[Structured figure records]
(begin)

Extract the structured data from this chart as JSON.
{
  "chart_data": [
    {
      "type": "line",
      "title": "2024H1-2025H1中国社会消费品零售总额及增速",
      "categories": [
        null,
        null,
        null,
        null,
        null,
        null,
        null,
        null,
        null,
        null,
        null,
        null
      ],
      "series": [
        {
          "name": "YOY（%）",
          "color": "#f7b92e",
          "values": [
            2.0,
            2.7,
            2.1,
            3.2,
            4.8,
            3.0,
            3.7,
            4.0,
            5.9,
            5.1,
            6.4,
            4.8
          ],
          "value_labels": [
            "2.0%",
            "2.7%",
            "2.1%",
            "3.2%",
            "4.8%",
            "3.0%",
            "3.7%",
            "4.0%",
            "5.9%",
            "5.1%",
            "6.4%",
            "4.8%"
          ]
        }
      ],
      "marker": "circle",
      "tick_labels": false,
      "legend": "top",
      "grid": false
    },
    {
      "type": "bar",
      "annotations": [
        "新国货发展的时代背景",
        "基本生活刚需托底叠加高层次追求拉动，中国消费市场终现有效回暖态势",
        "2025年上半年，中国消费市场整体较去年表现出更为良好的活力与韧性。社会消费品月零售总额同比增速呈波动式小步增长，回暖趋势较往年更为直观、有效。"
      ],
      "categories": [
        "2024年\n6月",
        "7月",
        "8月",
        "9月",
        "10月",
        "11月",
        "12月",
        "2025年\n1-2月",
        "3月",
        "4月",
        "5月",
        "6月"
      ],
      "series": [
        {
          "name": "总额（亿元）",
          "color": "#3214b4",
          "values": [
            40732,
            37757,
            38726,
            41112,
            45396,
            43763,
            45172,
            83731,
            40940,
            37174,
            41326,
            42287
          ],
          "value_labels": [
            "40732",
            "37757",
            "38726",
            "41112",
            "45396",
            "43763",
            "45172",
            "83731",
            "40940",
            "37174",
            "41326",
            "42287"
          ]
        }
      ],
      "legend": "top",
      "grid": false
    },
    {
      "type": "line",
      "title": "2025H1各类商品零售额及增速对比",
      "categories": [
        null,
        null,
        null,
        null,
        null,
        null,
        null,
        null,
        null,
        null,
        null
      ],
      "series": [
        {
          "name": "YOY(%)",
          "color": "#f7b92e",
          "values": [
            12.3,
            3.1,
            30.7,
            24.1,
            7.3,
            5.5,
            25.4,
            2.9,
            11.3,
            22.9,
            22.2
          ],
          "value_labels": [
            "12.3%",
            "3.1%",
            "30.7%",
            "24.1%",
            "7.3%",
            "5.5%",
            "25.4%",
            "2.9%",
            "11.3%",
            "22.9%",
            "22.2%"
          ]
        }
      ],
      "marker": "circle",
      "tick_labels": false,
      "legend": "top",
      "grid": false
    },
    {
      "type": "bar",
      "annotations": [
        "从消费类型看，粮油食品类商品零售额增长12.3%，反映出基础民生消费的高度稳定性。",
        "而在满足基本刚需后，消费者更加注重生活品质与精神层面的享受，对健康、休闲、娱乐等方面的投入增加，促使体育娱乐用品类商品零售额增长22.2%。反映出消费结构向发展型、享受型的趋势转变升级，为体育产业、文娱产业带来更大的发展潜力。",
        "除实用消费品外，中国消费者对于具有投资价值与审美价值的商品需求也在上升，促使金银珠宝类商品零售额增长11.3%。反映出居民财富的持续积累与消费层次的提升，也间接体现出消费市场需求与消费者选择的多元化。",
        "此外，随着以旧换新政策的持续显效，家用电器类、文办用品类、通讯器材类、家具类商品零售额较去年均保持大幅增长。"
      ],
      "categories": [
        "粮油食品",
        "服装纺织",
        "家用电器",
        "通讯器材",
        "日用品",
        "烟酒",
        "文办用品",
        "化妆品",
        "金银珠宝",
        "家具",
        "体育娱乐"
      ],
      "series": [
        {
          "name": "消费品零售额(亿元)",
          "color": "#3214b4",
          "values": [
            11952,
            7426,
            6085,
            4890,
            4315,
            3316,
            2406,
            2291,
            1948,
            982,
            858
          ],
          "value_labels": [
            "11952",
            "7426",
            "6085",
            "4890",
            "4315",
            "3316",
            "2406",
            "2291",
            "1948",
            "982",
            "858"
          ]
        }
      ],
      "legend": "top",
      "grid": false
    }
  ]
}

(end)

| Exercise instructions |
Reproduce the entries above exactly.

| Problem solution |
Extract the structured data from this chart as JSON.
{
  "chart_data": [
    {
      "type": "line",
      "title": "2024H1-2025H1中国社会消费品零售总额及增速",
      "categories": [
        null,
        null,
        null,
        null,
        null,
        null,
        null,
        null,
        null,
        null,
        null,
        null
      ],
      "series": [
        {
          "name": "YOY（%）",
          "color": "#f7b92e",
          "values": [
            2.0,
            2.7,
            2.1,
            3.2,
            4.8,
            3.0,
            3.7,
            4.0,
            5.9,
            5.1,
            6.4,
            4.8
          ],
          "value_labels": [
            "2.0%",
            "2.7%",
            "2.1%",
            "3.2%",
            "4.8%",
            "3.0%",
            "3.7%",
            "4.0%",
            "5.9%",
            "5.1%",
            "6.4%",
            "4.8%"
          ]
        }
      ],
      "marker": "circle",
      "tick_labels": false,
      "legend": "top",
      "grid": false
    },
    {
      "type": "bar",
      "annotations": [
        "新国货发展的时代背景",
        "基本生活刚需托底叠加高层次追求拉动，中国消费市场终现有效回暖态势",
        "2025年上半年，中国消费市场整体较去年表现出更为良好的活力与韧性。社会消费品月零售总额同比增速呈波动式小步增长，回暖趋势较往年更为直观、有效。"
      ],
      "categories": [
        "2024年\n6月",
        "7月",
        "8月",
        "9月",
        "10月",
        "11月",
        "12月",
        "2025年\n1-2月",
        "3月",
        "4月",
        "5月",
        "6月"
      ],
      "series": [
        {
          "name": "总额（亿元）",
          "color": "#3214b4",
          "values": [
            40732,
            37757,
            38726,
            41112,
            45396,
            43763,
            45172,
            83731,
            40940,
            37174,
            41326,
            42287
          ],
          "value_labels": [
            "40732",
            "37757",
            "38726",
            "41112",
            "45396",
            "43763",
            "45172",
            "83731",
            "40940",
            "37174",
            "41326",
            "42287"
          ]
        }
      ],
      "legend": "top",
      "grid": false
    },
    {
      "type": "line",
      "title": "2025H1各类商品零售额及增速对比",
      "categories": [
        null,
        null,
        null,
        null,
        null,
        null,
        null,
        null,
        null,
        null,
        null
      ],
      "series": [
        {
          "name": "YOY(%)",
          "color": "#f7b92e",
          "values": [
            12.3,
            3.1,
            30.7,
            24.1,
            7.3,
            5.5,
            25.4,
            2.9,
            11.3,
            22.9,
            22.2
          ],
          "value_labels": [
            "12.3%",
            "3.1%",
            "30.7%",
            "24.1%",
            "7.3%",
            "5.5%",
            "25.4%",
            "2.9%",
            "11.3%",
            "22.9%",
            "22.2%"
          ]
        }
      ],
      "marker": "circle",
      "tick_labels": false,
      "legend": "top",
      "grid": false
    },
    {
      "type": "bar",
      "annotations": [
        "从消费类型看，粮油食品类商品零售额增长12.3%，反映出基础民生消费的高度稳定性。",
        "而在满足基本刚需后，消费者更加注重生活品质与精神层面的享受，对健康、休闲、娱乐等方面的投入增加，促使体育娱乐用品类商品零售额增长22.2%。反映出消费结构向发展型、享受型的趋势转变升级，为体育产业、文娱产业带来更大的发展潜力。",
        "除实用消费品外，中国消费者对于具有投资价值与审美价值的商品需求也在上升，促使金银珠宝类商品零售额增长11.3%。反映出居民财富的持续积累与消费层次的提升，也间接体现出消费市场需求与消费者选择的多元化。",
        "此外，随着以旧换新政策的持续显效，家用电器类、文办用品类、通讯器材类、家具类商品零售额较去年均保持大幅增长。"
      ],
      "categories": [
        "粮油食品",
        "服装纺织",
        "家用电器",
        "通讯器材",
        "日用品",
        "烟酒",
        "文办用品",
        "化妆品",
        "金银珠宝",
        "家具",
        "体育娱乐"
      ],
      "series": [
        {
          "name": "消费品零售额(亿元)",
          "color": "#3214b4",
          "values": [
            11952,
            7426,
            6085,
            4890,
            4315,
            3316,
            2406,
            2291,
            1948,
            982,
            858
          ],
          "value_labels": [
            "11952",
            "7426",
            "6085",
            "4890",
            "4315",
            "3316",
            "2406",
            "2291",
            "1948",
            "982",
            "858"
          ]
        }
      ],
      "legend": "top",
      "grid": false
    }
  ]
}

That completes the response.